--- begin Input material ---

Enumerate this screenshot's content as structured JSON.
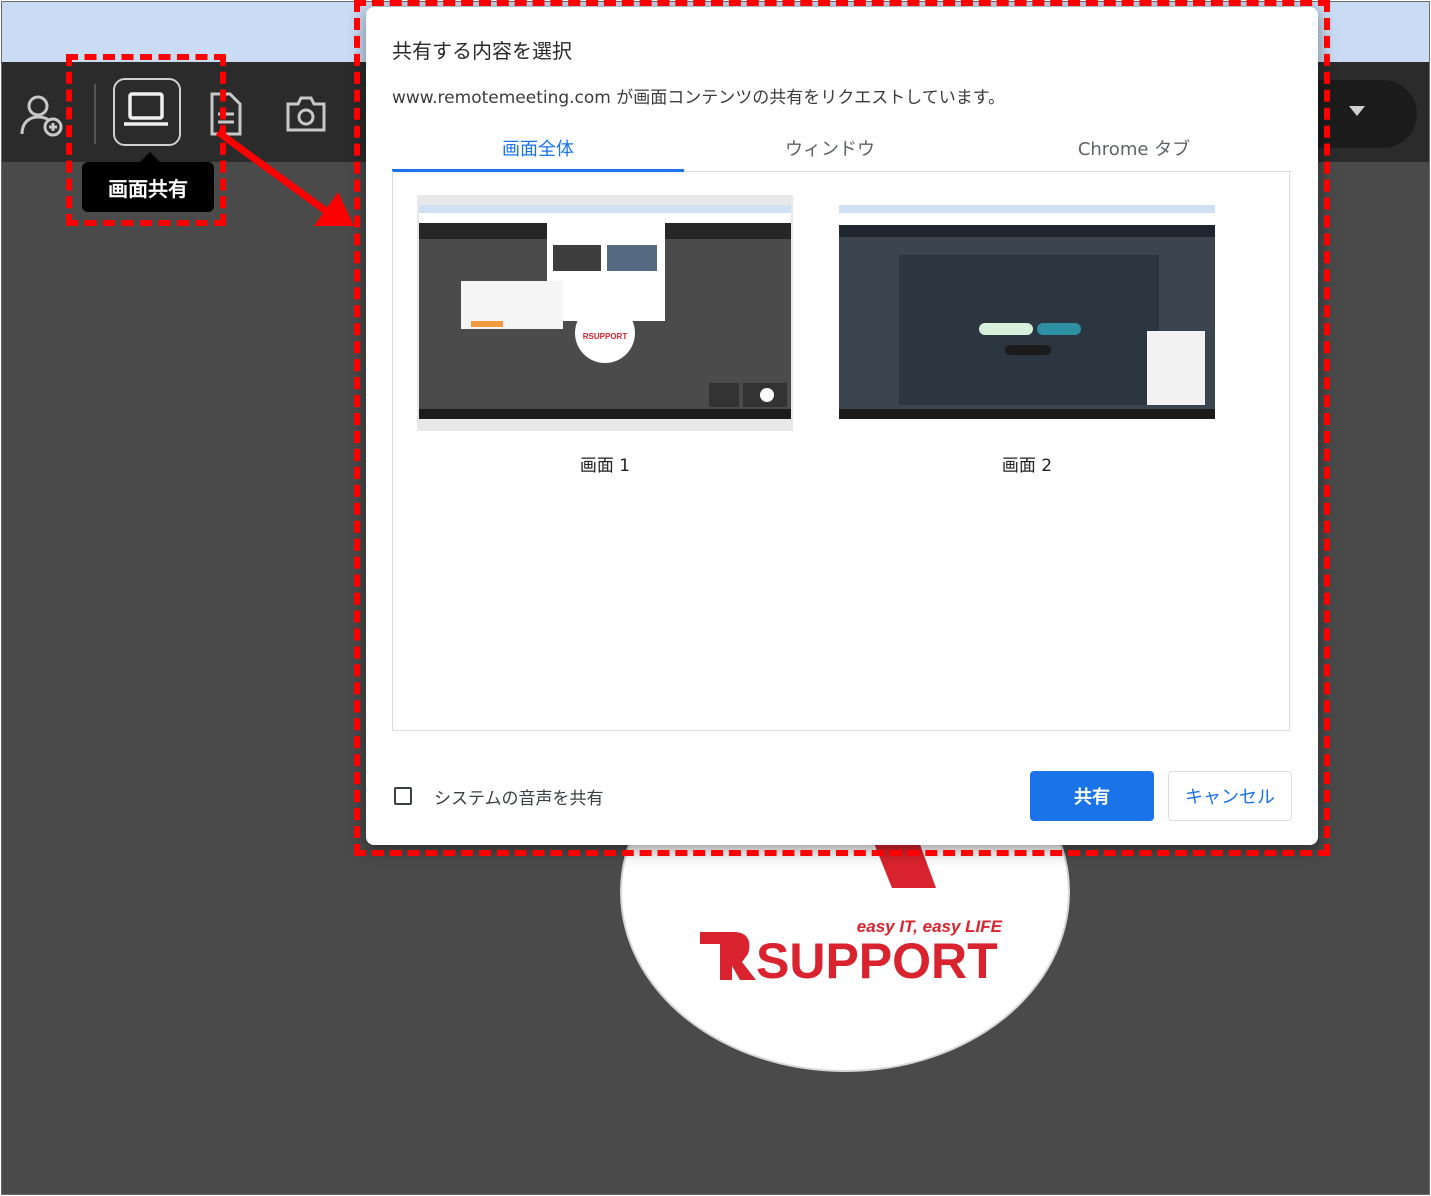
{
  "toolbar": {
    "tooltip": "画面共有"
  },
  "dialog": {
    "title": "共有する内容を選択",
    "subtitle": "www.remotemeeting.com が画面コンテンツの共有をリクエストしています。",
    "tabs": [
      {
        "label": "画面全体",
        "active": true
      },
      {
        "label": "ウィンドウ",
        "active": false
      },
      {
        "label": "Chrome タブ",
        "active": false
      }
    ],
    "screens": [
      {
        "label": "画面 1"
      },
      {
        "label": "画面 2"
      }
    ],
    "audio_checkbox_label": "システムの音声を共有",
    "audio_checked": false,
    "share_button": "共有",
    "cancel_button": "キャンセル"
  },
  "logo": {
    "tagline": "easy IT, easy LIFE",
    "brand": "SUPPORT"
  },
  "colors": {
    "accent": "#1a73e8",
    "highlight": "#ff0000",
    "toolbar_bg": "#2b2b2b",
    "stage_bg": "#4a4a4a",
    "brand_red": "#d9232e"
  }
}
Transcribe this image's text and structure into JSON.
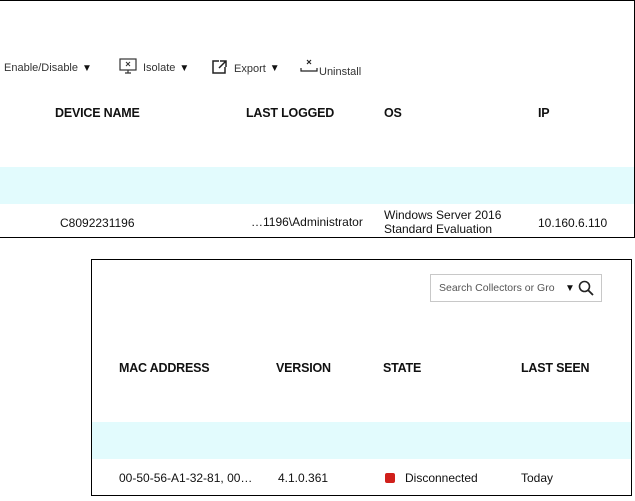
{
  "toolbar": {
    "enable_disable": "Enable/Disable",
    "isolate": "Isolate",
    "export": "Export",
    "uninstall": "Uninstall",
    "caret": "▼"
  },
  "top_table": {
    "headers": [
      "DEVICE NAME",
      "LAST LOGGED",
      "OS",
      "IP"
    ],
    "row": {
      "device_name": "C8092231196",
      "last_logged": "…1196\\Administrator",
      "os_line1": "Windows Server 2016",
      "os_line2": "Standard Evaluation",
      "ip": "10.160.6.110"
    }
  },
  "search": {
    "placeholder": "Search Collectors or Gro",
    "caret": "▼"
  },
  "bottom_table": {
    "headers": [
      "MAC ADDRESS",
      "VERSION",
      "STATE",
      "LAST SEEN"
    ],
    "row": {
      "mac_address": "00-50-56-A1-32-81, 00…",
      "version": "4.1.0.361",
      "state": "Disconnected",
      "last_seen": "Today"
    }
  },
  "colors": {
    "band": "#e2fbfd",
    "state_disconnected": "#d0201b"
  }
}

--- end Input material ---

→ Task to complete:
Reproduce the entries above word for word. Pictures stay out.

→ Worked answer:
Enumerate this screenshot's content as structured JSON.
{
  "toolbar": {
    "tooltip": "画面共有"
  },
  "dialog": {
    "title": "共有する内容を選択",
    "subtitle": "www.remotemeeting.com が画面コンテンツの共有をリクエストしています。",
    "tabs": [
      {
        "label": "画面全体",
        "active": true
      },
      {
        "label": "ウィンドウ",
        "active": false
      },
      {
        "label": "Chrome タブ",
        "active": false
      }
    ],
    "screens": [
      {
        "label": "画面 1"
      },
      {
        "label": "画面 2"
      }
    ],
    "audio_checkbox_label": "システムの音声を共有",
    "audio_checked": false,
    "share_button": "共有",
    "cancel_button": "キャンセル"
  },
  "logo": {
    "tagline": "easy IT, easy LIFE",
    "brand": "SUPPORT"
  },
  "colors": {
    "accent": "#1a73e8",
    "highlight": "#ff0000",
    "toolbar_bg": "#2b2b2b",
    "stage_bg": "#4a4a4a",
    "brand_red": "#d9232e"
  }
}
Transcribe this image's text and structure into JSON.
{
  "toolbar": {
    "enable_disable": "Enable/Disable",
    "isolate": "Isolate",
    "export": "Export",
    "uninstall": "Uninstall",
    "caret": "▼"
  },
  "top_table": {
    "headers": [
      "DEVICE NAME",
      "LAST LOGGED",
      "OS",
      "IP"
    ],
    "row": {
      "device_name": "C8092231196",
      "last_logged": "…1196\\Administrator",
      "os_line1": "Windows Server 2016",
      "os_line2": "Standard Evaluation",
      "ip": "10.160.6.110"
    }
  },
  "search": {
    "placeholder": "Search Collectors or Gro",
    "caret": "▼"
  },
  "bottom_table": {
    "headers": [
      "MAC ADDRESS",
      "VERSION",
      "STATE",
      "LAST SEEN"
    ],
    "row": {
      "mac_address": "00-50-56-A1-32-81, 00…",
      "version": "4.1.0.361",
      "state": "Disconnected",
      "last_seen": "Today"
    }
  },
  "colors": {
    "band": "#e2fbfd",
    "state_disconnected": "#d0201b"
  }
}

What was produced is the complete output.